[Extracted data entries]
╔══
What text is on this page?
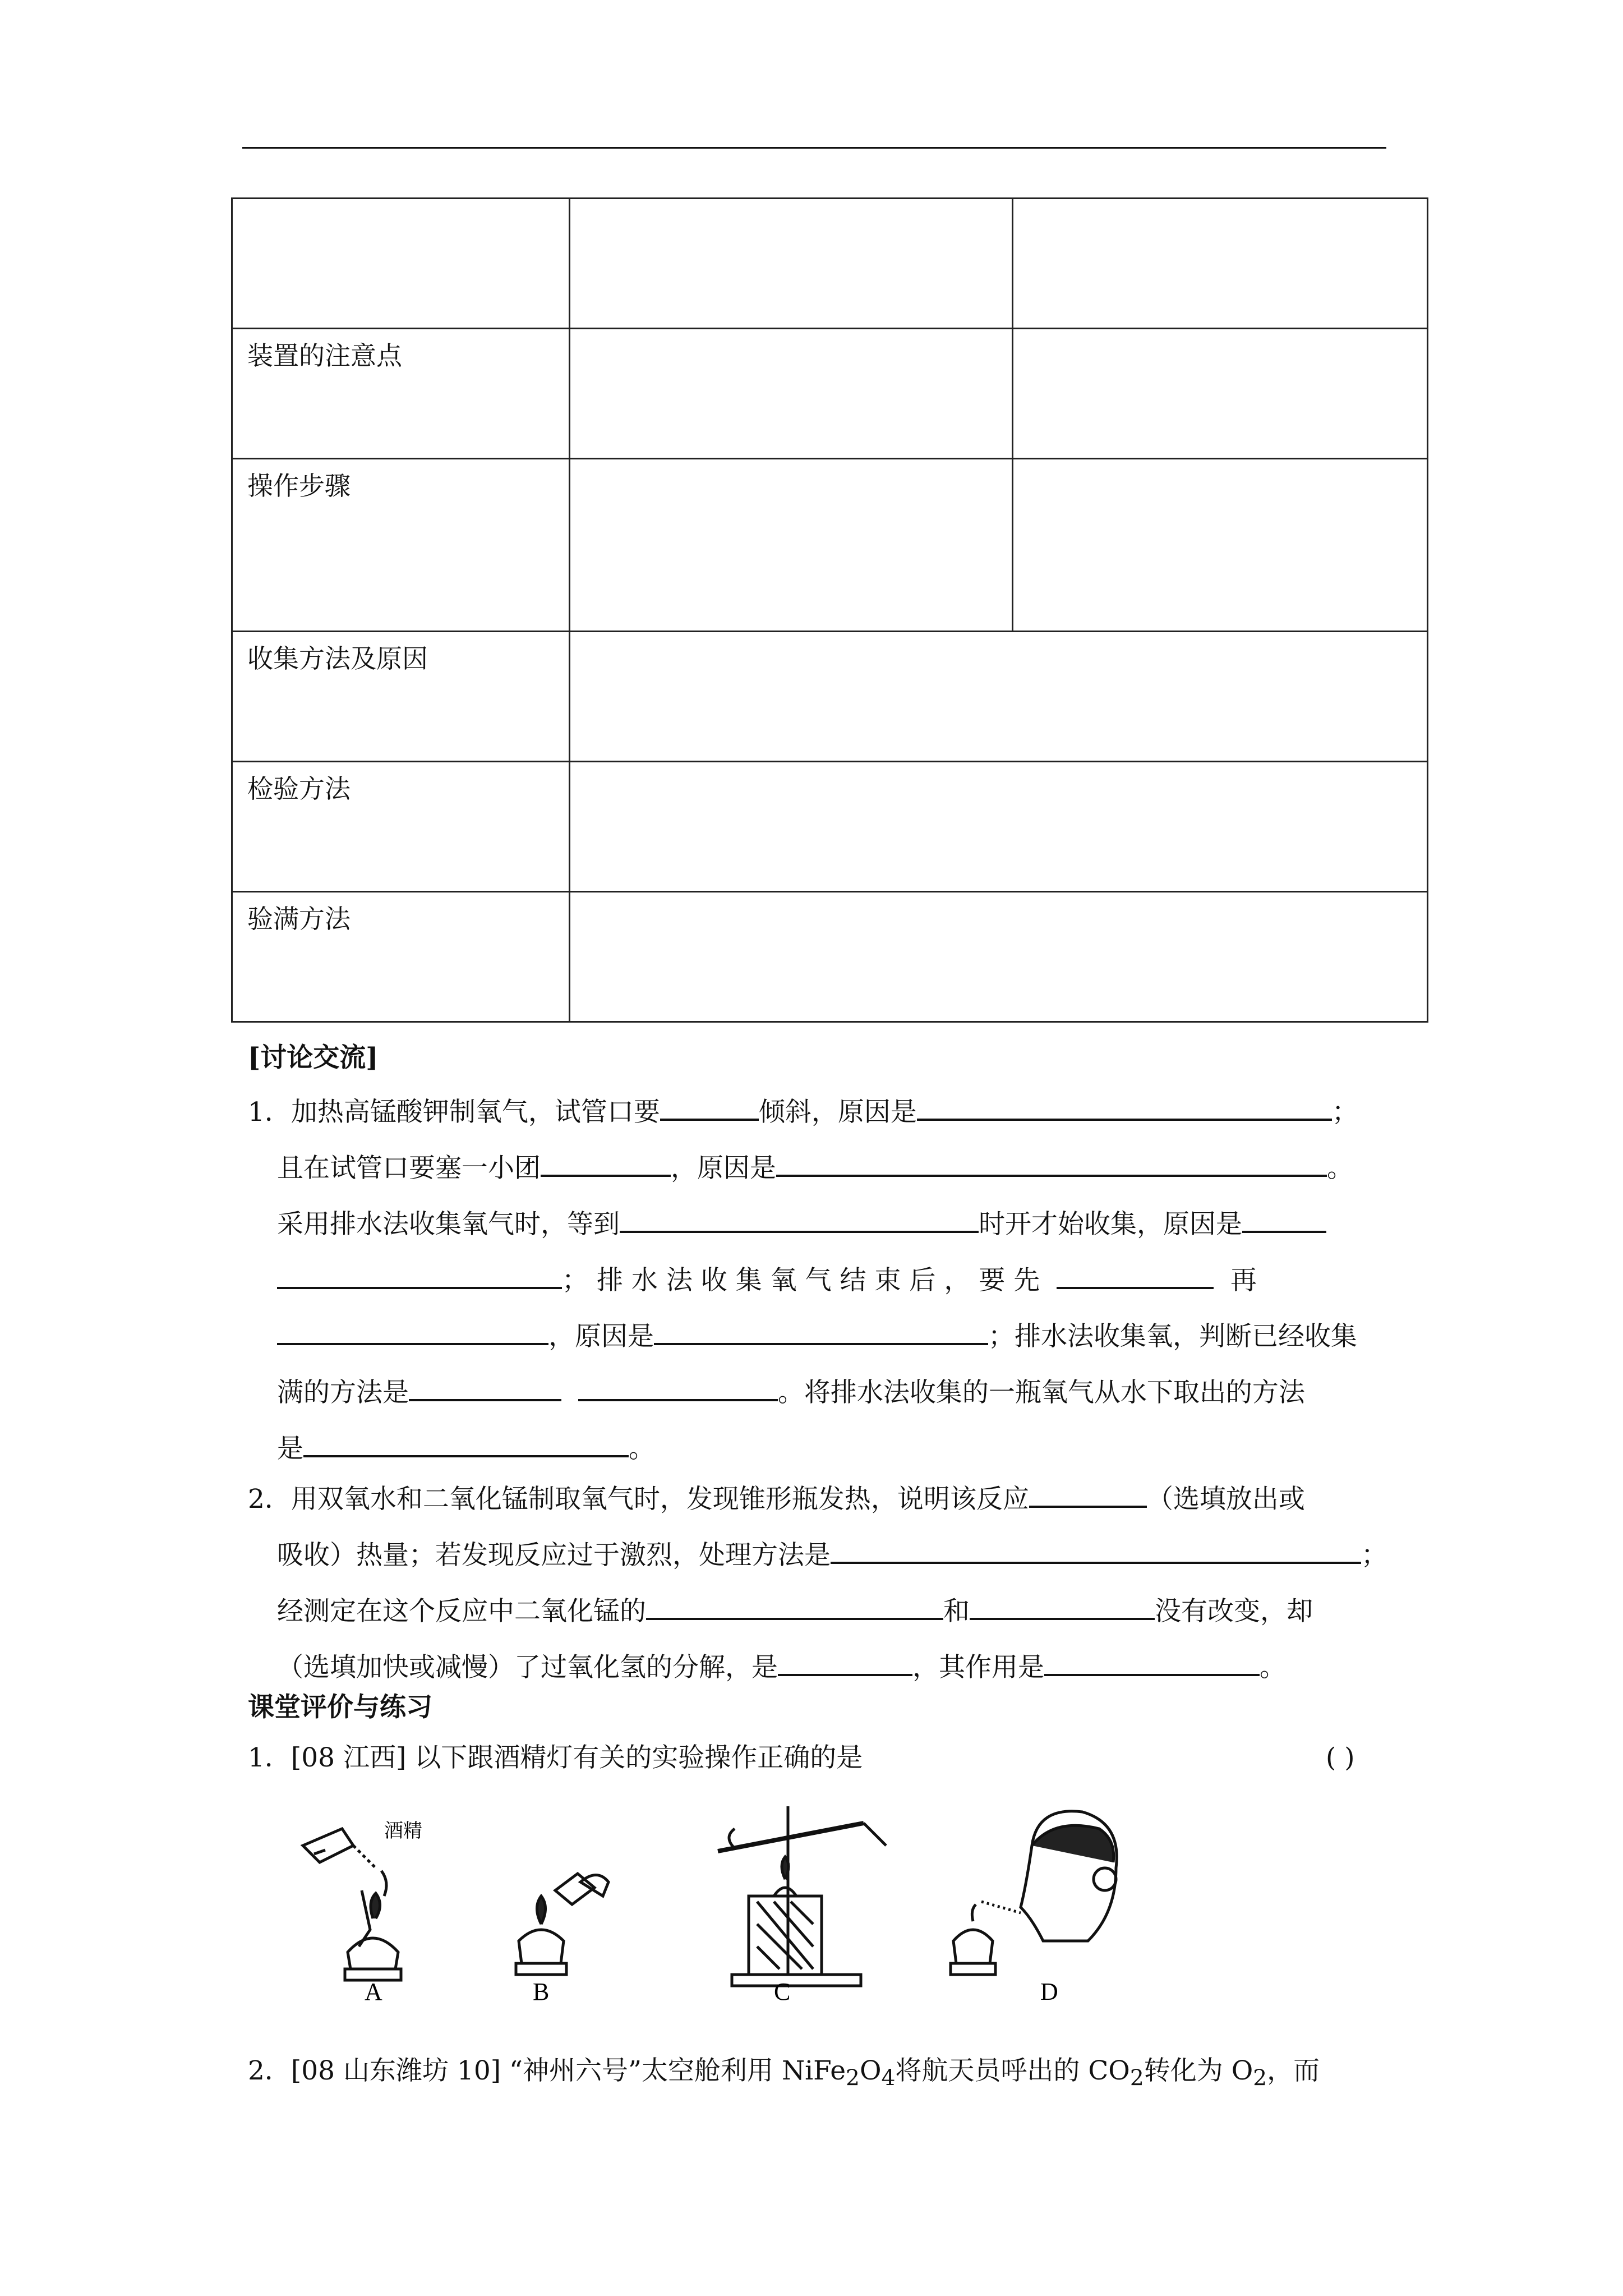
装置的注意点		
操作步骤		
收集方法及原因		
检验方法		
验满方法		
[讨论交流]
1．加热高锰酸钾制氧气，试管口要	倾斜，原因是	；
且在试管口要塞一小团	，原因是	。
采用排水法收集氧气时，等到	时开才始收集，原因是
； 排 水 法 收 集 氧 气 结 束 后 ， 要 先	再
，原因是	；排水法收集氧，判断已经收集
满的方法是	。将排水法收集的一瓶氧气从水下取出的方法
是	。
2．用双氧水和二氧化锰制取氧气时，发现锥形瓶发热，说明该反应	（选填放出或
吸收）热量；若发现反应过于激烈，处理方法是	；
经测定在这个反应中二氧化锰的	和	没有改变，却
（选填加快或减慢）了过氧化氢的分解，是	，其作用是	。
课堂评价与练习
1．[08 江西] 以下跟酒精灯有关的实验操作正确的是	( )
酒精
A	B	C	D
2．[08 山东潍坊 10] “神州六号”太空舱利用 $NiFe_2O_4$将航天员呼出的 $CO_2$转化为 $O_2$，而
╚══
_BRIEF_
Every line above should be returned exactly; the pictures stay out.

_RESPONSE_
What text is on this page?
装置的注意点		
操作步骤		
收集方法及原因		
检验方法		
验满方法		
[讨论交流]
1．加热高锰酸钾制氧气，试管口要	倾斜，原因是	；
且在试管口要塞一小团	，原因是	。
采用排水法收集氧气时，等到	时开才始收集，原因是
； 排 水 法 收 集 氧 气 结 束 后 ， 要 先	再
，原因是	；排水法收集氧，判断已经收集
满的方法是	。将排水法收集的一瓶氧气从水下取出的方法
是	。
2．用双氧水和二氧化锰制取氧气时，发现锥形瓶发热，说明该反应	（选填放出或
吸收）热量；若发现反应过于激烈，处理方法是	；
经测定在这个反应中二氧化锰的	和	没有改变，却
（选填加快或减慢）了过氧化氢的分解，是	，其作用是	。
课堂评价与练习
1．[08 江西] 以下跟酒精灯有关的实验操作正确的是	( )
酒精
A	B	C	D
2．[08 山东潍坊 10] “神州六号”太空舱利用 $NiFe_2O_4$将航天员呼出的 $CO_2$转化为 $O_2$，而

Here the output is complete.